Can you copy out the data exactly? Leave the images out.

<<<<

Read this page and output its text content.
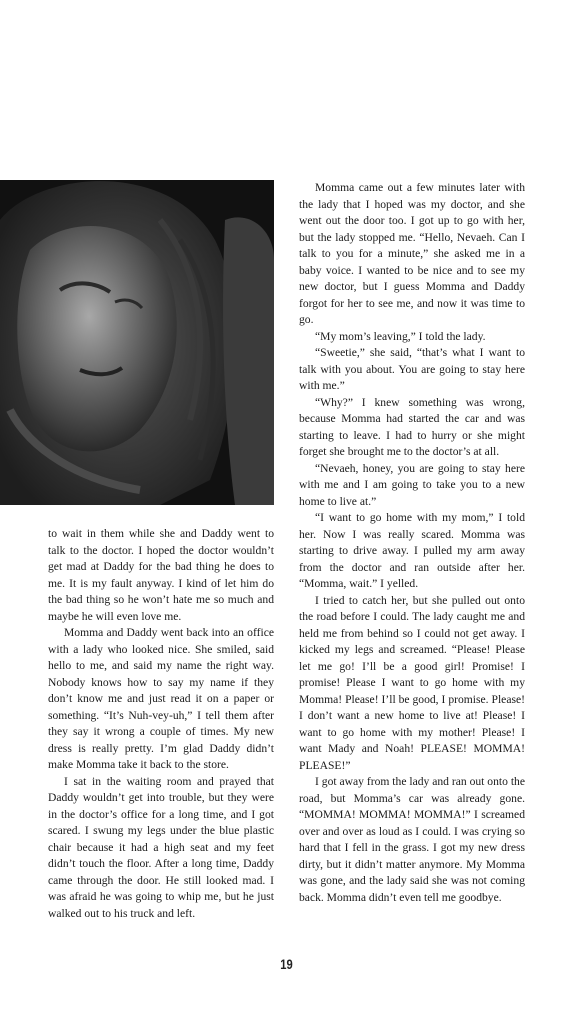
to wait in them while she and Daddy went to talk to the doctor. I hoped the doctor wouldn’t get mad at Daddy for the bad thing he does to me. It is my fault anyway. I kind of let him do the bad thing so he won’t hate me so much and maybe he will even love me.

Momma and Daddy went back into an office with a lady who looked nice. She smiled, said hello to me, and said my name the right way. Nobody knows how to say my name if they don’t know me and just read it on a paper or something. “It’s Nuh-vey-uh,” I tell them after they say it wrong a couple of times. My new dress is really pretty. I’m glad Daddy didn’t make Momma take it back to the store.

I sat in the waiting room and prayed that Daddy wouldn’t get into trouble, but they were in the doctor’s office for a long time, and I got scared. I swung my legs under the blue plastic chair because it had a high seat and my feet didn’t touch the floor. After a long time, Daddy came through the door. He still looked mad. I was afraid he was going to whip me, but he just walked out to his truck and left.

Momma came out a few minutes later with the lady that I hoped was my doctor, and she went out the door too. I got up to go with her, but the lady stopped me. “Hello, Nevaeh. Can I talk to you for a minute,” she asked me in a baby voice. I wanted to be nice and to see my new doctor, but I guess Momma and Daddy forgot for her to see me, and now it was time to go.

“My mom’s leaving,” I told the lady.

“Sweetie,” she said, “that’s what I want to talk with you about. You are going to stay here with me.”

“Why?” I knew something was wrong, because Momma had started the car and was starting to leave. I had to hurry or she might forget she brought me to the doctor’s at all.

“Nevaeh, honey, you are going to stay here with me and I am going to take you to a new home to live at.”

“I want to go home with my mom,” I told her. Now I was really scared. Momma was starting to drive away. I pulled my arm away from the doctor and ran outside after her. “Momma, wait.” I yelled.

I tried to catch her, but she pulled out onto the road before I could. The lady caught me and held me from behind so I could not get away. I kicked my legs and screamed. “Please! Please let me go! I’ll be a good girl! Promise! I promise! Please I want to go home with my Momma! Please! I’ll be good, I promise. Please! I don’t want a new home to live at! Please! I want to go home with my mother! Please! I want Mady and Noah! PLEASE! MOMMA! PLEASE!”

I got away from the lady and ran out onto the road, but Momma’s car was already gone. “MOMMA! MOMMA! MOMMA!” I screamed over and over as loud as I could. I was crying so hard that I fell in the grass. I got my new dress dirty, but it didn’t matter anymore. My Momma was gone, and the lady said she was not coming back. Momma didn’t even tell me goodbye.

19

>>>>

→ **Task response**:
Read this page and output its text content.
to wait in them while she and Daddy went to talk to the doctor. I hoped the doctor wouldn’t get mad at Daddy for the bad thing he does to me. It is my fault anyway. I kind of let him do the bad thing so he won’t hate me so much and maybe he will even love me.

Momma and Daddy went back into an office with a lady who looked nice. She smiled, said hello to me, and said my name the right way. Nobody knows how to say my name if they don’t know me and just read it on a paper or something. “It’s Nuh-vey-uh,” I tell them after they say it wrong a couple of times. My new dress is really pretty. I’m glad Daddy didn’t make Momma take it back to the store.

I sat in the waiting room and prayed that Daddy wouldn’t get into trouble, but they were in the doctor’s office for a long time, and I got scared. I swung my legs under the blue plastic chair because it had a high seat and my feet didn’t touch the floor. After a long time, Daddy came through the door. He still looked mad. I was afraid he was going to whip me, but he just walked out to his truck and left.

Momma came out a few minutes later with the lady that I hoped was my doctor, and she went out the door too. I got up to go with her, but the lady stopped me. “Hello, Nevaeh. Can I talk to you for a minute,” she asked me in a baby voice. I wanted to be nice and to see my new doctor, but I guess Momma and Daddy forgot for her to see me, and now it was time to go.

“My mom’s leaving,” I told the lady.

“Sweetie,” she said, “that’s what I want to talk with you about. You are going to stay here with me.”

“Why?” I knew something was wrong, because Momma had started the car and was starting to leave. I had to hurry or she might forget she brought me to the doctor’s at all.

“Nevaeh, honey, you are going to stay here with me and I am going to take you to a new home to live at.”

“I want to go home with my mom,” I told her. Now I was really scared. Momma was starting to drive away. I pulled my arm away from the doctor and ran outside after her. “Momma, wait.” I yelled.

I tried to catch her, but she pulled out onto the road before I could. The lady caught me and held me from behind so I could not get away. I kicked my legs and screamed. “Please! Please let me go! I’ll be a good girl! Promise! I promise! Please I want to go home with my Momma! Please! I’ll be good, I promise. Please! I don’t want a new home to live at! Please! I want to go home with my mother! Please! I want Mady and Noah! PLEASE! MOMMA! PLEASE!”

I got away from the lady and ran out onto the road, but Momma’s car was already gone. “MOMMA! MOMMA! MOMMA!” I screamed over and over as loud as I could. I was crying so hard that I fell in the grass. I got my new dress dirty, but it didn’t matter anymore. My Momma was gone, and the lady said she was not coming back. Momma didn’t even tell me goodbye.

19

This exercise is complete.